-- OBJECTIVE --
From the records below, pull each line that has "type".

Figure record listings

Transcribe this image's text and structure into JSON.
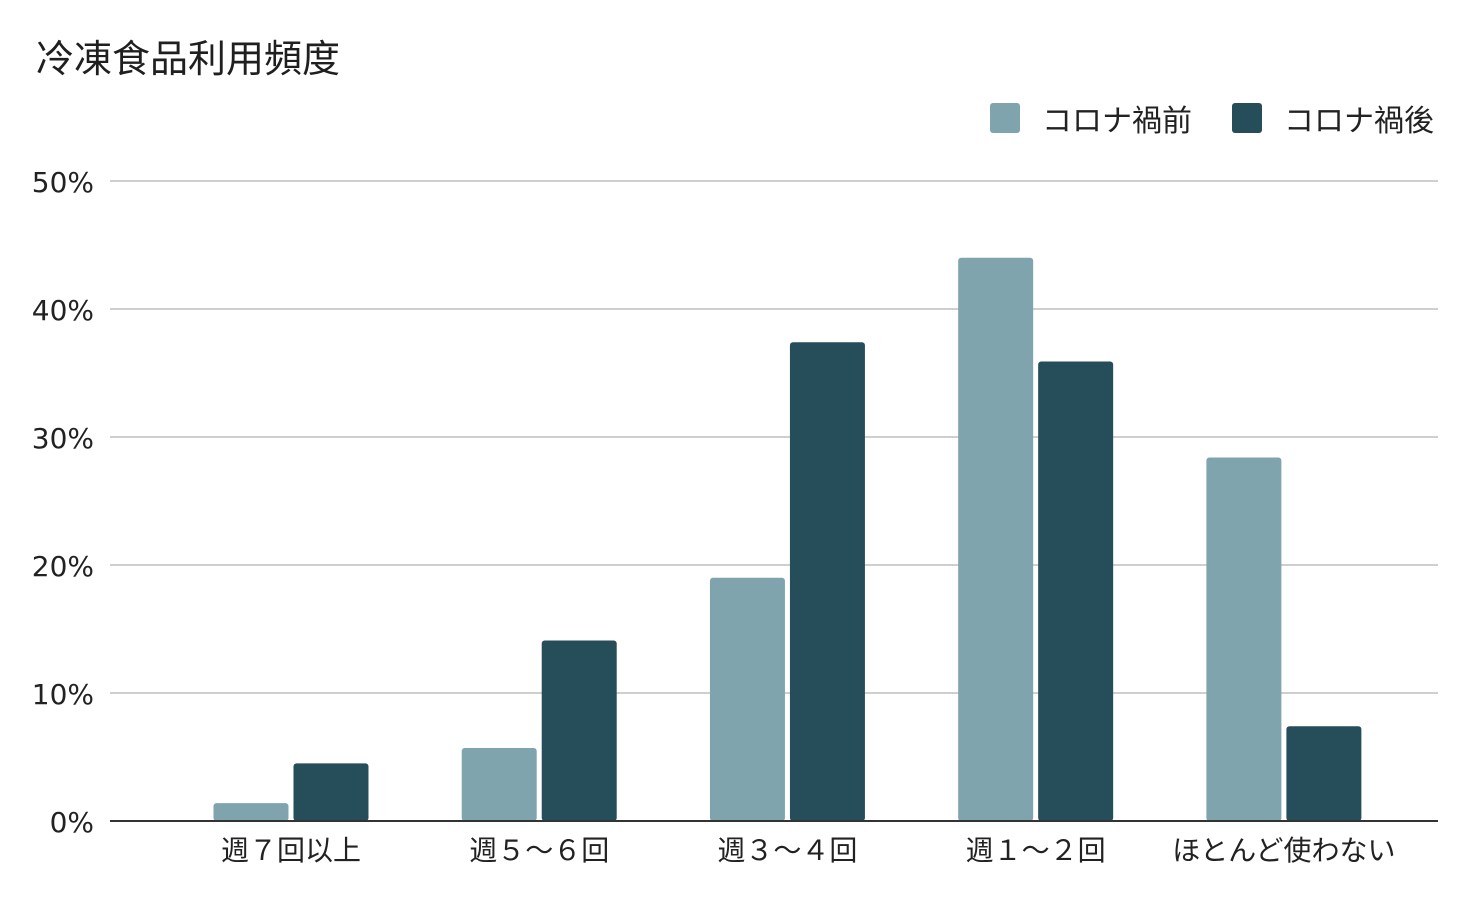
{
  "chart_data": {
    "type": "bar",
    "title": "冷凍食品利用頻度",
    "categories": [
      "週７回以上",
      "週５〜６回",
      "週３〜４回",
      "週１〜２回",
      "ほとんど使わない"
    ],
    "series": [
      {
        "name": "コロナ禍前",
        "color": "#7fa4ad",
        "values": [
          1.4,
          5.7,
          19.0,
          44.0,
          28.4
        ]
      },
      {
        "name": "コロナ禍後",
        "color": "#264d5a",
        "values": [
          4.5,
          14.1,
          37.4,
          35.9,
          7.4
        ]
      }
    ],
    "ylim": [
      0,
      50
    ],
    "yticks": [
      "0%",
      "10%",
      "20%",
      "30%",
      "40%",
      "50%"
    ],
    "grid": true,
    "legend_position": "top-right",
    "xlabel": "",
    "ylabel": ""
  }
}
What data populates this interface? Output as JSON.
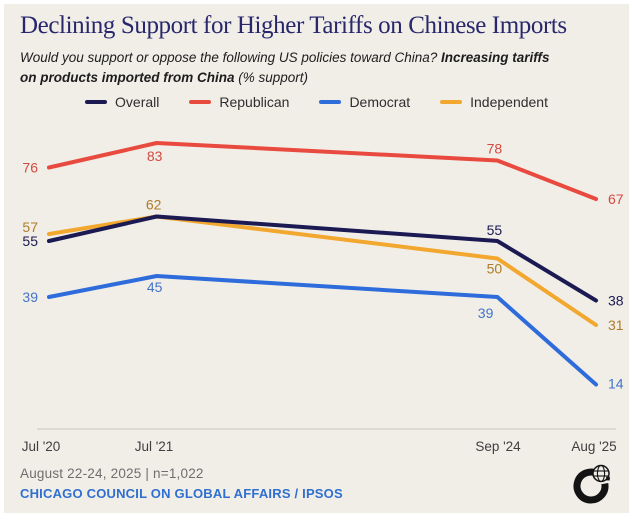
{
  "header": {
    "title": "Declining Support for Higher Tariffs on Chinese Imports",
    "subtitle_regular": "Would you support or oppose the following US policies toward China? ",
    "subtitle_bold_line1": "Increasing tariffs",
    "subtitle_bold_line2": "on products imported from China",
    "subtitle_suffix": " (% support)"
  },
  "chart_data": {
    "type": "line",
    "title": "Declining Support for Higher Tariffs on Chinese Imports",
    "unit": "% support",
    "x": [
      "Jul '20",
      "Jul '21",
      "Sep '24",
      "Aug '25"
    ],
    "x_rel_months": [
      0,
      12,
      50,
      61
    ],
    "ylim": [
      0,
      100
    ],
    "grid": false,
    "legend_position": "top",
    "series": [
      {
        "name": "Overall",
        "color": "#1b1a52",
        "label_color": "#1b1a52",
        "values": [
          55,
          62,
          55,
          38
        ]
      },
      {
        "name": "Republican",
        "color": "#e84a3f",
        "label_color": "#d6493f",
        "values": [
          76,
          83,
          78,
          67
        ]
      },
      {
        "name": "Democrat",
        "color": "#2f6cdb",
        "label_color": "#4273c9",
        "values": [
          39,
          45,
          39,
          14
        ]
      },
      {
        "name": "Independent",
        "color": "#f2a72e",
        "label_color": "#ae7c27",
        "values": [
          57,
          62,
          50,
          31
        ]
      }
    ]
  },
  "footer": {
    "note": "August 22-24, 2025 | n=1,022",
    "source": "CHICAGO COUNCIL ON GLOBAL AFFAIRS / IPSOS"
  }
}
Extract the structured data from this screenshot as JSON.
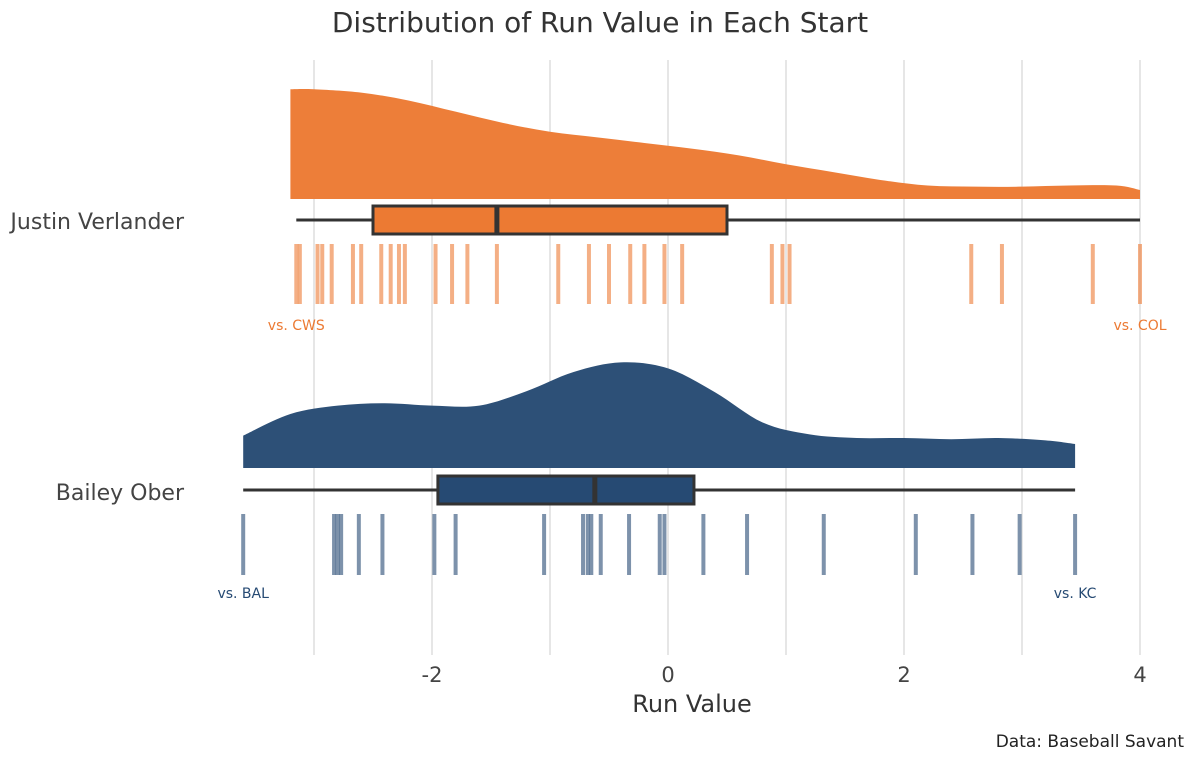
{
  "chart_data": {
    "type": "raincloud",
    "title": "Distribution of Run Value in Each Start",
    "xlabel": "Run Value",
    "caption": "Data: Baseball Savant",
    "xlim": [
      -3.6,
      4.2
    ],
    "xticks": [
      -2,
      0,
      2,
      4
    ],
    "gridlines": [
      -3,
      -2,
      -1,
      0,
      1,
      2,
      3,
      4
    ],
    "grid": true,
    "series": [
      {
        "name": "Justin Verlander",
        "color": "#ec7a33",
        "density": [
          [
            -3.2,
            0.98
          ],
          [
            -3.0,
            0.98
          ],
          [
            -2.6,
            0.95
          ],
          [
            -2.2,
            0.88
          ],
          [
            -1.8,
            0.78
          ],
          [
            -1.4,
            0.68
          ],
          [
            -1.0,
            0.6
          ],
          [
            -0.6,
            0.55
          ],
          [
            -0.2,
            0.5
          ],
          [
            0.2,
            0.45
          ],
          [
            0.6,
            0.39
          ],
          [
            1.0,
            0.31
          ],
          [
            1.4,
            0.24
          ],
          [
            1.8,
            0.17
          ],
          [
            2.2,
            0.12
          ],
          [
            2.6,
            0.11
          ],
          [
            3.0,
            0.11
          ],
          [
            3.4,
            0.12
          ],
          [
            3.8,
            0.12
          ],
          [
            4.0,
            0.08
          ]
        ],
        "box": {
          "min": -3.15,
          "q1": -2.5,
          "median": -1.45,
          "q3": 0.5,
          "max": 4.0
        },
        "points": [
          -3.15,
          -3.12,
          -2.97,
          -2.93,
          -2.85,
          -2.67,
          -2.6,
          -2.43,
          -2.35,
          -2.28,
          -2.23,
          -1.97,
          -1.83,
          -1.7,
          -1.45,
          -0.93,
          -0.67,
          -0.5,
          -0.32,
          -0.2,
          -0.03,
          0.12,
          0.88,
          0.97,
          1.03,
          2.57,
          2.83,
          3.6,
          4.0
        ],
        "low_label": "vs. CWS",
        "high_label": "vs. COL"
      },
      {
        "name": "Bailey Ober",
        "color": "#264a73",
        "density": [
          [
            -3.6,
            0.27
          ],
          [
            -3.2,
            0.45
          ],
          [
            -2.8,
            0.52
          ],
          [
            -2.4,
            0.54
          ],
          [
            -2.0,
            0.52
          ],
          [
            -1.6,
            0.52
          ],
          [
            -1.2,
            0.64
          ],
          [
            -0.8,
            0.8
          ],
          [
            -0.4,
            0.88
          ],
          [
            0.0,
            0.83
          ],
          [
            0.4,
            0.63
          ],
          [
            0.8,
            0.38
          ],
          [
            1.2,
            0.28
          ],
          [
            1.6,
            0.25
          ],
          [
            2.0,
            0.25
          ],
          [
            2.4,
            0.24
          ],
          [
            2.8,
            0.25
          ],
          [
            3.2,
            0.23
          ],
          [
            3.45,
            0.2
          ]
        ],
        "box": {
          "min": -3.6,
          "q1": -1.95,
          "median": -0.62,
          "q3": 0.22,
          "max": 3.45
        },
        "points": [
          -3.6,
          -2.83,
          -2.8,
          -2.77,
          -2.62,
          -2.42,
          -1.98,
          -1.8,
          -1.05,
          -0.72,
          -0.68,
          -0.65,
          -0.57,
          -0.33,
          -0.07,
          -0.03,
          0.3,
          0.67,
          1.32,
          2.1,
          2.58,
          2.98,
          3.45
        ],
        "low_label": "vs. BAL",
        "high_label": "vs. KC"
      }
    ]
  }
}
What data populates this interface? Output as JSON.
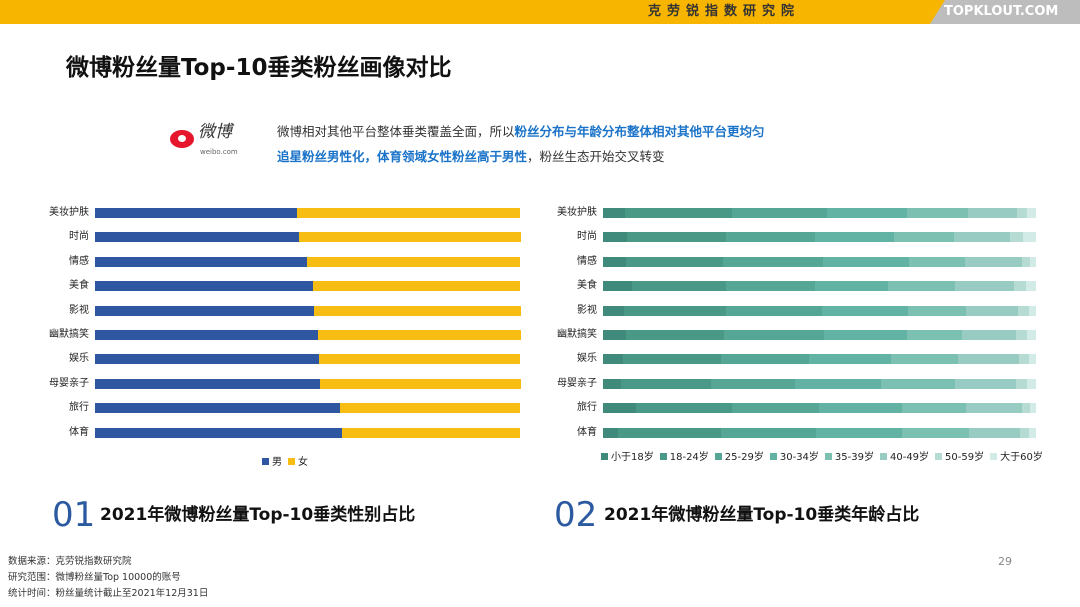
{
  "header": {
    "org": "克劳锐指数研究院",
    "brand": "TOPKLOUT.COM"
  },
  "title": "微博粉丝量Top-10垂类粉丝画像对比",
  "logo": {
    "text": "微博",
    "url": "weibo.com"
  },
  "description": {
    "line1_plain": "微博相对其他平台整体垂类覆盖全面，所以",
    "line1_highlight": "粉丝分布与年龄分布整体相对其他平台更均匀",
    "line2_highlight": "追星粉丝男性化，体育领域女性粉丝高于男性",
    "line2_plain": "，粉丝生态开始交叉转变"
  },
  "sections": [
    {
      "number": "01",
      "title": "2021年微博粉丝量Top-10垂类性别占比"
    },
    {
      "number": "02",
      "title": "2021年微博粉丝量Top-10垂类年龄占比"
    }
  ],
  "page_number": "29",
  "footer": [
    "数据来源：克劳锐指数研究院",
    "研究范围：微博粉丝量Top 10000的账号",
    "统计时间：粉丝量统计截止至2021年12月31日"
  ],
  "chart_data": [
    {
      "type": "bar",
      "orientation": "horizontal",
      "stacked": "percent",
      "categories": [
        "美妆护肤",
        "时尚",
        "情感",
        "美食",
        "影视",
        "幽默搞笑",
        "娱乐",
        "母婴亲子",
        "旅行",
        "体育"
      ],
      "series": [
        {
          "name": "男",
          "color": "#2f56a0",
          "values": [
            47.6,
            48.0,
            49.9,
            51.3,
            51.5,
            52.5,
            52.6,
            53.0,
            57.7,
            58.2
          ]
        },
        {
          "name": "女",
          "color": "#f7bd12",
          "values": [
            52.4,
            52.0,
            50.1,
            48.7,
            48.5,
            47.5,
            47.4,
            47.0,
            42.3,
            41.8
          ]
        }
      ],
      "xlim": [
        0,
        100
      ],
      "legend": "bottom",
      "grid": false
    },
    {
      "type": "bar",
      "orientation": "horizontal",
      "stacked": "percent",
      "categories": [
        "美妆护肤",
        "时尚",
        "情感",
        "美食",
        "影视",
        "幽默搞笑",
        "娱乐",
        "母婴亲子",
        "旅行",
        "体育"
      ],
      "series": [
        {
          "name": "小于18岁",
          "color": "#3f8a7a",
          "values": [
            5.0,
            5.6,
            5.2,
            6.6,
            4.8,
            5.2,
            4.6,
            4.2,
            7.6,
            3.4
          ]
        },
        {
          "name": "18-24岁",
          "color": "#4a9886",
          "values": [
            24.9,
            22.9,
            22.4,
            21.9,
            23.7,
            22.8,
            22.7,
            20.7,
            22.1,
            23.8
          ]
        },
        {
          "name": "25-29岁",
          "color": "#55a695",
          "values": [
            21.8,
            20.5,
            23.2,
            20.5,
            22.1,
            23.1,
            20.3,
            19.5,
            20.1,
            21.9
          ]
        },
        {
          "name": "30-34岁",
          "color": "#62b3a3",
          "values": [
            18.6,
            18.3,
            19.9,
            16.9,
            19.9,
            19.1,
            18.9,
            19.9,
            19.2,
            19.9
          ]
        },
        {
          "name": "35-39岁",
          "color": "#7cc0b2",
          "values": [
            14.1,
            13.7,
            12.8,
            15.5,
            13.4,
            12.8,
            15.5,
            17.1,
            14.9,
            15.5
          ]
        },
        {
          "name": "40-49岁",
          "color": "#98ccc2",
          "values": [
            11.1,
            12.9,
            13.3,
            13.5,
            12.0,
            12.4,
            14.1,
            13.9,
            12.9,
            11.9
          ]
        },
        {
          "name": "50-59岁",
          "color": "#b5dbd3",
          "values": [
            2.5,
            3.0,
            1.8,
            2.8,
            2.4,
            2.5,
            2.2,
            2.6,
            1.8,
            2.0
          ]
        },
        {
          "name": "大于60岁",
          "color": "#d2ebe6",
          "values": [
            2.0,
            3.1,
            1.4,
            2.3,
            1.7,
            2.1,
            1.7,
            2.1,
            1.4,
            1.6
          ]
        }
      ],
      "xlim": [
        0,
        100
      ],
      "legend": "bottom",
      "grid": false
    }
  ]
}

-- RESULT OF THIS TASK --
    "type": "bar",
    "type": "line",
    "type": "raincloud",
      "type": "bar",
      "type": "bar",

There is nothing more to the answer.